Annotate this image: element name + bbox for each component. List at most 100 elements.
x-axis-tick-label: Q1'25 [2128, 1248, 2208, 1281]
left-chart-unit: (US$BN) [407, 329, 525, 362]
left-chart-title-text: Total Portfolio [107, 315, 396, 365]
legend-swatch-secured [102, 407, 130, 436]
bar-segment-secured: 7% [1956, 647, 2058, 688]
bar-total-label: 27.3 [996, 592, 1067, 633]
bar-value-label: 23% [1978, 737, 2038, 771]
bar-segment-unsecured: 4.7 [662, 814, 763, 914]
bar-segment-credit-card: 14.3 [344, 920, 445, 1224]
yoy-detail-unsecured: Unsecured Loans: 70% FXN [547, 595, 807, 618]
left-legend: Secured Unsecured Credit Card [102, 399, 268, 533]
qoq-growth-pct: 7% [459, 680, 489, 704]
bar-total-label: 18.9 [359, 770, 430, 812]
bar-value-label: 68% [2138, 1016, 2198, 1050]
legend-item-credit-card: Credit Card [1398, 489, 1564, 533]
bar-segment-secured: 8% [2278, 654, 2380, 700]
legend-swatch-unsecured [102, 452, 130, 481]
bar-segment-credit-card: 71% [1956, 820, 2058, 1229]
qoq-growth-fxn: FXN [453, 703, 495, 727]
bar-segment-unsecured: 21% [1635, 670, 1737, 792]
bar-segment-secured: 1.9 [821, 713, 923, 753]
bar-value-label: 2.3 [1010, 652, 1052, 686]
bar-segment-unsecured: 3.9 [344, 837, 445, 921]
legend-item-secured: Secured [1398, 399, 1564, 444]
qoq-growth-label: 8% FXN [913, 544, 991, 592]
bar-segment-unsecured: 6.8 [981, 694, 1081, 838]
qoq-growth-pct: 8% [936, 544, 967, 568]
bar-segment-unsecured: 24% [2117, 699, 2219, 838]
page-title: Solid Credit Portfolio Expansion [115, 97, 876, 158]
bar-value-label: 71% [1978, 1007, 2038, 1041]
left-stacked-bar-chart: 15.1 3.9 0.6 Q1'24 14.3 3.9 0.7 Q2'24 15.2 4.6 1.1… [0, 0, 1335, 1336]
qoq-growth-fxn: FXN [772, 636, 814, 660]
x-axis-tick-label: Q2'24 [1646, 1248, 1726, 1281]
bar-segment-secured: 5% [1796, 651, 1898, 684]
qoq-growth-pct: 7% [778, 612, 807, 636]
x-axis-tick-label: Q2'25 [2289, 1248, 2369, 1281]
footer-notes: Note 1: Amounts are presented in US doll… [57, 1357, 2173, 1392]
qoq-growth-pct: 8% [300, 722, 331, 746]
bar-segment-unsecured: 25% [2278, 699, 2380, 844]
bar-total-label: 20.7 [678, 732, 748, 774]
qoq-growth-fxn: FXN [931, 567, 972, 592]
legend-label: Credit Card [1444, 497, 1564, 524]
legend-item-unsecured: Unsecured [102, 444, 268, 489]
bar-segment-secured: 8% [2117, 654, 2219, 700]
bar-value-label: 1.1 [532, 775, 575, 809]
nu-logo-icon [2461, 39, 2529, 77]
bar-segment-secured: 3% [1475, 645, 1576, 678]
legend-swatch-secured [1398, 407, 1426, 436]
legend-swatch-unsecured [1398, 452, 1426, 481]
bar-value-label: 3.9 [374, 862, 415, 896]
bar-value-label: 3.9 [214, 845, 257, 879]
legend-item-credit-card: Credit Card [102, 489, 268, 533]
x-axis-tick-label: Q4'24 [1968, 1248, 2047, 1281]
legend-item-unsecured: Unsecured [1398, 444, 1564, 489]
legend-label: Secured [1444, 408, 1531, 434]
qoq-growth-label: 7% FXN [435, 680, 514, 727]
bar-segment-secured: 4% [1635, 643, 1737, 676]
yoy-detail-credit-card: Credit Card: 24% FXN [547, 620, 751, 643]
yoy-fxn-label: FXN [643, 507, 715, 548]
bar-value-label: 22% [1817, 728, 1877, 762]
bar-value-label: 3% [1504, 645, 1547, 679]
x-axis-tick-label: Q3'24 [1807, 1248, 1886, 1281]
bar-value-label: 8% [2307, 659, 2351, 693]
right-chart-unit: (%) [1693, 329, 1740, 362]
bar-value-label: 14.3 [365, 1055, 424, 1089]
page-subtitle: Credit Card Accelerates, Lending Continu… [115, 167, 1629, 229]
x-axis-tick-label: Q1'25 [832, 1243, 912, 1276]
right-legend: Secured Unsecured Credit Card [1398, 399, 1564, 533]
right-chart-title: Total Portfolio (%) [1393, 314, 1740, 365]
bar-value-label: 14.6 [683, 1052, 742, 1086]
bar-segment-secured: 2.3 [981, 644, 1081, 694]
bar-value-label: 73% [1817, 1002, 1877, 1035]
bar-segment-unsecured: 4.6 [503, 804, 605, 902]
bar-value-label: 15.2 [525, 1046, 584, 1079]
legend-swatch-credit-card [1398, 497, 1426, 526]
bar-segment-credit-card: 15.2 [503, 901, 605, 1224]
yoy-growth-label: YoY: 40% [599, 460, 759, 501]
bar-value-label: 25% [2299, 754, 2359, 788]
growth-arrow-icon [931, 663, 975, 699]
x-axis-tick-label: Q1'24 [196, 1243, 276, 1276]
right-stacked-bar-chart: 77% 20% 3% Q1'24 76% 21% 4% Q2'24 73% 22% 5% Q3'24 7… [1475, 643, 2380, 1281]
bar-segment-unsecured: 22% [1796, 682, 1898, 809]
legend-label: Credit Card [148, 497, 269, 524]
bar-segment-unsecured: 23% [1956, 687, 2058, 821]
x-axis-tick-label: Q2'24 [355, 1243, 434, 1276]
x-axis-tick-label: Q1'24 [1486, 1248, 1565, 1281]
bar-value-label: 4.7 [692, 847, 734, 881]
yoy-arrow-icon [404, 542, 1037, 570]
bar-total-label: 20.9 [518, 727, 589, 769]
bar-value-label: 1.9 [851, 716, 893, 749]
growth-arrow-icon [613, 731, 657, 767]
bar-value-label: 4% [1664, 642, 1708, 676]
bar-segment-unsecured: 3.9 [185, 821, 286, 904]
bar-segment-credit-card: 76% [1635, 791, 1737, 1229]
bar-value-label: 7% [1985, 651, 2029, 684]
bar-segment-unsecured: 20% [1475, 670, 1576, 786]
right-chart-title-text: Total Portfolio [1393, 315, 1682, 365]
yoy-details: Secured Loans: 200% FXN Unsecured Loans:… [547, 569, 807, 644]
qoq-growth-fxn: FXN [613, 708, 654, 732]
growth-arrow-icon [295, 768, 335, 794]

··········

• _TASK TO CARRY OUT_:
Reproduce every line of the data above word for word, with no changes.

• _CORRECT OUTPUT_:
Annotate this image: element name + bbox for each component. List at most 100 elements.
x-axis-tick-label: Q1'25 [2128, 1248, 2208, 1281]
left-chart-unit: (US$BN) [407, 329, 525, 362]
left-chart-title-text: Total Portfolio [107, 315, 396, 365]
legend-swatch-secured [102, 407, 130, 436]
bar-segment-secured: 7% [1956, 647, 2058, 688]
bar-total-label: 27.3 [996, 592, 1067, 633]
bar-value-label: 23% [1978, 737, 2038, 771]
bar-segment-unsecured: 4.7 [662, 814, 763, 914]
bar-segment-credit-card: 14.3 [344, 920, 445, 1224]
yoy-detail-unsecured: Unsecured Loans: 70% FXN [547, 595, 807, 618]
left-legend: Secured Unsecured Credit Card [102, 399, 268, 533]
qoq-growth-pct: 7% [459, 680, 489, 704]
bar-total-label: 18.9 [359, 770, 430, 812]
bar-value-label: 68% [2138, 1016, 2198, 1050]
legend-item-credit-card: Credit Card [1398, 489, 1564, 533]
bar-segment-secured: 8% [2278, 654, 2380, 700]
legend-swatch-unsecured [102, 452, 130, 481]
bar-segment-credit-card: 71% [1956, 820, 2058, 1229]
qoq-growth-fxn: FXN [453, 703, 495, 727]
bar-segment-unsecured: 21% [1635, 670, 1737, 792]
bar-segment-secured: 1.9 [821, 713, 923, 753]
bar-value-label: 2.3 [1010, 652, 1052, 686]
bar-segment-unsecured: 3.9 [344, 837, 445, 921]
legend-item-secured: Secured [1398, 399, 1564, 444]
qoq-growth-label: 8% FXN [913, 544, 991, 592]
bar-segment-unsecured: 6.8 [981, 694, 1081, 838]
qoq-growth-pct: 8% [936, 544, 967, 568]
bar-segment-unsecured: 24% [2117, 699, 2219, 838]
page-title: Solid Credit Portfolio Expansion [115, 97, 876, 158]
bar-value-label: 71% [1978, 1007, 2038, 1041]
left-stacked-bar-chart: 15.1 3.9 0.6 Q1'24 14.3 3.9 0.7 Q2'24 15.2 4.6 1.1… [0, 0, 1335, 1336]
qoq-growth-fxn: FXN [772, 636, 814, 660]
x-axis-tick-label: Q2'24 [1646, 1248, 1726, 1281]
bar-segment-secured: 5% [1796, 651, 1898, 684]
qoq-growth-pct: 7% [778, 612, 807, 636]
x-axis-tick-label: Q2'25 [2289, 1248, 2369, 1281]
footer-notes: Note 1: Amounts are presented in US doll… [57, 1357, 2173, 1392]
qoq-growth-pct: 8% [300, 722, 331, 746]
bar-segment-unsecured: 25% [2278, 699, 2380, 844]
bar-total-label: 20.7 [678, 732, 748, 774]
qoq-growth-fxn: FXN [931, 567, 972, 592]
legend-label: Credit Card [1444, 497, 1564, 524]
legend-item-unsecured: Unsecured [102, 444, 268, 489]
bar-segment-secured: 8% [2117, 654, 2219, 700]
bar-value-label: 1.1 [532, 775, 575, 809]
nu-logo-icon [2461, 39, 2529, 77]
bar-segment-secured: 3% [1475, 645, 1576, 678]
legend-swatch-secured [1398, 407, 1426, 436]
legend-swatch-unsecured [1398, 452, 1426, 481]
bar-value-label: 3.9 [374, 862, 415, 896]
bar-value-label: 3.9 [214, 845, 257, 879]
legend-item-credit-card: Credit Card [102, 489, 268, 533]
x-axis-tick-label: Q4'24 [1968, 1248, 2047, 1281]
legend-item-unsecured: Unsecured [1398, 444, 1564, 489]
legend-label: Secured [1444, 408, 1531, 434]
qoq-growth-label: 7% FXN [435, 680, 514, 727]
bar-segment-secured: 4% [1635, 643, 1737, 676]
yoy-detail-credit-card: Credit Card: 24% FXN [547, 620, 751, 643]
yoy-fxn-label: FXN [643, 507, 715, 548]
bar-value-label: 22% [1817, 728, 1877, 762]
bar-value-label: 3% [1504, 645, 1547, 679]
x-axis-tick-label: Q3'24 [1807, 1248, 1886, 1281]
bar-value-label: 8% [2307, 659, 2351, 693]
right-chart-unit: (%) [1693, 329, 1740, 362]
bar-value-label: 14.3 [365, 1055, 424, 1089]
page-subtitle: Credit Card Accelerates, Lending Continu… [115, 167, 1629, 229]
x-axis-tick-label: Q1'25 [832, 1243, 912, 1276]
right-legend: Secured Unsecured Credit Card [1398, 399, 1564, 533]
right-chart-title: Total Portfolio (%) [1393, 314, 1740, 365]
bar-value-label: 14.6 [683, 1052, 742, 1086]
bar-segment-secured: 2.3 [981, 644, 1081, 694]
bar-value-label: 73% [1817, 1002, 1877, 1035]
bar-segment-unsecured: 4.6 [503, 804, 605, 902]
bar-value-label: 15.2 [525, 1046, 584, 1079]
legend-swatch-credit-card [1398, 497, 1426, 526]
bar-segment-credit-card: 15.2 [503, 901, 605, 1224]
yoy-growth-label: YoY: 40% [599, 460, 759, 501]
bar-value-label: 25% [2299, 754, 2359, 788]
growth-arrow-icon [931, 663, 975, 699]
x-axis-tick-label: Q1'24 [196, 1243, 276, 1276]
right-stacked-bar-chart: 77% 20% 3% Q1'24 76% 21% 4% Q2'24 73% 22% 5% Q3'24 7… [1475, 643, 2380, 1281]
bar-segment-unsecured: 22% [1796, 682, 1898, 809]
legend-label: Credit Card [148, 497, 269, 524]
bar-segment-unsecured: 23% [1956, 687, 2058, 821]
x-axis-tick-label: Q2'24 [355, 1243, 434, 1276]
x-axis-tick-label: Q1'24 [1486, 1248, 1565, 1281]
bar-value-label: 4.7 [692, 847, 734, 881]
yoy-arrow-icon [404, 542, 1037, 570]
bar-total-label: 20.9 [518, 727, 589, 769]
bar-value-label: 1.9 [851, 716, 893, 749]
growth-arrow-icon [613, 731, 657, 767]
bar-value-label: 4% [1664, 642, 1708, 676]
bar-segment-unsecured: 3.9 [185, 821, 286, 904]
bar-segment-credit-card: 76% [1635, 791, 1737, 1229]
bar-value-label: 7% [1985, 651, 2029, 684]
bar-segment-unsecured: 20% [1475, 670, 1576, 786]
right-chart-title-text: Total Portfolio [1393, 315, 1682, 365]
yoy-details: Secured Loans: 200% FXN Unsecured Loans:… [547, 569, 807, 644]
qoq-growth-fxn: FXN [613, 708, 654, 732]
growth-arrow-icon [295, 768, 335, 794]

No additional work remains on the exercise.